*Exercise directions*. Return the records, each one exactly as written.

Rows from a figure dataset
## START

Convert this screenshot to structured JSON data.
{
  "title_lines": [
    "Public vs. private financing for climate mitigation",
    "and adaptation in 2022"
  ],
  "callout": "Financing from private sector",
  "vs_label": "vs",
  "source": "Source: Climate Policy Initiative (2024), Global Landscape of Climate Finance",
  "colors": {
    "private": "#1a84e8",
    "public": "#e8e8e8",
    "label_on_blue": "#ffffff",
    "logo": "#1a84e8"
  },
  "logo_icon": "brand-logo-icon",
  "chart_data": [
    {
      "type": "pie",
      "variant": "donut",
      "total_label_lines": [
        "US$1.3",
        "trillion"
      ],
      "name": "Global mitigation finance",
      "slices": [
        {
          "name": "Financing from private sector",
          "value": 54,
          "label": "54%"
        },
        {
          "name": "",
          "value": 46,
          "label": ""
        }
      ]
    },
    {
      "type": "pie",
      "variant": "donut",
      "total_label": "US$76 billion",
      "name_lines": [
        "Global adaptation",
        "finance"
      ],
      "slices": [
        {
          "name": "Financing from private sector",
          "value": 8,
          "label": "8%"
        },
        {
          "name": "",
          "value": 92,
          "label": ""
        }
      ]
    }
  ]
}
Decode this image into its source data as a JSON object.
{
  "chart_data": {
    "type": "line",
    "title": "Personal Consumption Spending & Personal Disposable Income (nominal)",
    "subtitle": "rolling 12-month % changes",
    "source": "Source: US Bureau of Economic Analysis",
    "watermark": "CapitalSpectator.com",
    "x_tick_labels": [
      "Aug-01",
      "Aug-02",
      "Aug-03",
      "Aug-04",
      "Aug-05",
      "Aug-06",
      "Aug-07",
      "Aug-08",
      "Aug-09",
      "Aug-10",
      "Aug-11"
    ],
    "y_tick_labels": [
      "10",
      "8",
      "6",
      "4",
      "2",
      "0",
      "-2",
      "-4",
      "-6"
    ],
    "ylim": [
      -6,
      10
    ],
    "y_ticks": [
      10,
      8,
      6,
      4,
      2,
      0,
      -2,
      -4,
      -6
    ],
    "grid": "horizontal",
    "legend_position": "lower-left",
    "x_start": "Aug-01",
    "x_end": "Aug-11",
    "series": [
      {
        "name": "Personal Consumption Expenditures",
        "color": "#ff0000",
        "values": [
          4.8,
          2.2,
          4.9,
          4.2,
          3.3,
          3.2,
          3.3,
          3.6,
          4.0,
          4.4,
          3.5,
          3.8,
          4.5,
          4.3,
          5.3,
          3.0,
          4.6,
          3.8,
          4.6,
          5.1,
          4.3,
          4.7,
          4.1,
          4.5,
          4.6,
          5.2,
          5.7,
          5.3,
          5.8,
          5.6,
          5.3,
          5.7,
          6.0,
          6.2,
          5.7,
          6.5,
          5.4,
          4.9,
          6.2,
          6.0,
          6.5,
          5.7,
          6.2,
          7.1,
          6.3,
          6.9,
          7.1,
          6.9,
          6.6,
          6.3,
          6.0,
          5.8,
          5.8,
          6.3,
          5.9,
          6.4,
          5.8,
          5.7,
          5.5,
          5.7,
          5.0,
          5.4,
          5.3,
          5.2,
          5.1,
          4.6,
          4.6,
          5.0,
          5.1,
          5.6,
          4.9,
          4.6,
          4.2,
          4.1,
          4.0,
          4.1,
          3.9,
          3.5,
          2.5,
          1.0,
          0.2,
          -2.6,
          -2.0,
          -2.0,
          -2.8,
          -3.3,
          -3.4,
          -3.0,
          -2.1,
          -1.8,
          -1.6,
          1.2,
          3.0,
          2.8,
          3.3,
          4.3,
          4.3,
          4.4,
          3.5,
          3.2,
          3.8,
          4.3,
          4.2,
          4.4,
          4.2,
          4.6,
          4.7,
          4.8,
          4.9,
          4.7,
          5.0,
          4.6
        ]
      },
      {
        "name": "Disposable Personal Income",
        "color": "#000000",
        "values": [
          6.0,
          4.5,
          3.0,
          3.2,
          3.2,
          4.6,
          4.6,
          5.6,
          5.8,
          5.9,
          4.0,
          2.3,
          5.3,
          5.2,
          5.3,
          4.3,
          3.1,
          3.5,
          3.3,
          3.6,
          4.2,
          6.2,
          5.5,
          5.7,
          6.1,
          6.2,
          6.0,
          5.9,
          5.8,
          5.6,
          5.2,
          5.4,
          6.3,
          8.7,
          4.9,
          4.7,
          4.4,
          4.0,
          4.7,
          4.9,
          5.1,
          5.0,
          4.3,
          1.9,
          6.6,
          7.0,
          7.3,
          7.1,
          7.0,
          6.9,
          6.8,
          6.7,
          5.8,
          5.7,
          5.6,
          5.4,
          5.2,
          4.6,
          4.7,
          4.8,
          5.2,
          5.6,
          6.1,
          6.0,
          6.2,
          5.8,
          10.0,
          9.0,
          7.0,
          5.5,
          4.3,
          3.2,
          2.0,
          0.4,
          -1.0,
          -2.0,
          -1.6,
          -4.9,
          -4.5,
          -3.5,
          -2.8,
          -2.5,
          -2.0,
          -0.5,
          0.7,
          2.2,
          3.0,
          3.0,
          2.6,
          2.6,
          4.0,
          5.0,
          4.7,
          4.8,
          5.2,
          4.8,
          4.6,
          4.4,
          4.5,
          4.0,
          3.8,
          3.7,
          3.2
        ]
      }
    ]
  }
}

## END

*Correct output*.
Convert this screenshot to structured JSON data.
{
  "title_lines": [
    "Public vs. private financing for climate mitigation",
    "and adaptation in 2022"
  ],
  "callout": "Financing from private sector",
  "vs_label": "vs",
  "source": "Source: Climate Policy Initiative (2024), Global Landscape of Climate Finance",
  "colors": {
    "private": "#1a84e8",
    "public": "#e8e8e8",
    "label_on_blue": "#ffffff",
    "logo": "#1a84e8"
  },
  "logo_icon": "brand-logo-icon",
  "chart_data": [
    {
      "type": "pie",
      "variant": "donut",
      "total_label_lines": [
        "US$1.3",
        "trillion"
      ],
      "name": "Global mitigation finance",
      "slices": [
        {
          "name": "Financing from private sector",
          "value": 54,
          "label": "54%"
        },
        {
          "name": "",
          "value": 46,
          "label": ""
        }
      ]
    },
    {
      "type": "pie",
      "variant": "donut",
      "total_label": "US$76 billion",
      "name_lines": [
        "Global adaptation",
        "finance"
      ],
      "slices": [
        {
          "name": "Financing from private sector",
          "value": 8,
          "label": "8%"
        },
        {
          "name": "",
          "value": 92,
          "label": ""
        }
      ]
    }
  ]
}
Decode this image into its source data as a JSON object.
{
  "chart_data": {
    "type": "line",
    "title": "Personal Consumption Spending & Personal Disposable Income (nominal)",
    "subtitle": "rolling 12-month % changes",
    "source": "Source: US Bureau of Economic Analysis",
    "watermark": "CapitalSpectator.com",
    "x_tick_labels": [
      "Aug-01",
      "Aug-02",
      "Aug-03",
      "Aug-04",
      "Aug-05",
      "Aug-06",
      "Aug-07",
      "Aug-08",
      "Aug-09",
      "Aug-10",
      "Aug-11"
    ],
    "y_tick_labels": [
      "10",
      "8",
      "6",
      "4",
      "2",
      "0",
      "-2",
      "-4",
      "-6"
    ],
    "ylim": [
      -6,
      10
    ],
    "y_ticks": [
      10,
      8,
      6,
      4,
      2,
      0,
      -2,
      -4,
      -6
    ],
    "grid": "horizontal",
    "legend_position": "lower-left",
    "x_start": "Aug-01",
    "x_end": "Aug-11",
    "series": [
      {
        "name": "Personal Consumption Expenditures",
        "color": "#ff0000",
        "values": [
          4.8,
          2.2,
          4.9,
          4.2,
          3.3,
          3.2,
          3.3,
          3.6,
          4.0,
          4.4,
          3.5,
          3.8,
          4.5,
          4.3,
          5.3,
          3.0,
          4.6,
          3.8,
          4.6,
          5.1,
          4.3,
          4.7,
          4.1,
          4.5,
          4.6,
          5.2,
          5.7,
          5.3,
          5.8,
          5.6,
          5.3,
          5.7,
          6.0,
          6.2,
          5.7,
          6.5,
          5.4,
          4.9,
          6.2,
          6.0,
          6.5,
          5.7,
          6.2,
          7.1,
          6.3,
          6.9,
          7.1,
          6.9,
          6.6,
          6.3,
          6.0,
          5.8,
          5.8,
          6.3,
          5.9,
          6.4,
          5.8,
          5.7,
          5.5,
          5.7,
          5.0,
          5.4,
          5.3,
          5.2,
          5.1,
          4.6,
          4.6,
          5.0,
          5.1,
          5.6,
          4.9,
          4.6,
          4.2,
          4.1,
          4.0,
          4.1,
          3.9,
          3.5,
          2.5,
          1.0,
          0.2,
          -2.6,
          -2.0,
          -2.0,
          -2.8,
          -3.3,
          -3.4,
          -3.0,
          -2.1,
          -1.8,
          -1.6,
          1.2,
          3.0,
          2.8,
          3.3,
          4.3,
          4.3,
          4.4,
          3.5,
          3.2,
          3.8,
          4.3,
          4.2,
          4.4,
          4.2,
          4.6,
          4.7,
          4.8,
          4.9,
          4.7,
          5.0,
          4.6
        ]
      },
      {
        "name": "Disposable Personal Income",
        "color": "#000000",
        "values": [
          6.0,
          4.5,
          3.0,
          3.2,
          3.2,
          4.6,
          4.6,
          5.6,
          5.8,
          5.9,
          4.0,
          2.3,
          5.3,
          5.2,
          5.3,
          4.3,
          3.1,
          3.5,
          3.3,
          3.6,
          4.2,
          6.2,
          5.5,
          5.7,
          6.1,
          6.2,
          6.0,
          5.9,
          5.8,
          5.6,
          5.2,
          5.4,
          6.3,
          8.7,
          4.9,
          4.7,
          4.4,
          4.0,
          4.7,
          4.9,
          5.1,
          5.0,
          4.3,
          1.9,
          6.6,
          7.0,
          7.3,
          7.1,
          7.0,
          6.9,
          6.8,
          6.7,
          5.8,
          5.7,
          5.6,
          5.4,
          5.2,
          4.6,
          4.7,
          4.8,
          5.2,
          5.6,
          6.1,
          6.0,
          6.2,
          5.8,
          10.0,
          9.0,
          7.0,
          5.5,
          4.3,
          3.2,
          2.0,
          0.4,
          -1.0,
          -2.0,
          -1.6,
          -4.9,
          -4.5,
          -3.5,
          -2.8,
          -2.5,
          -2.0,
          -0.5,
          0.7,
          2.2,
          3.0,
          3.0,
          2.6,
          2.6,
          4.0,
          5.0,
          4.7,
          4.8,
          5.2,
          4.8,
          4.6,
          4.4,
          4.5,
          4.0,
          3.8,
          3.7,
          3.2
        ]
      }
    ]
  }
}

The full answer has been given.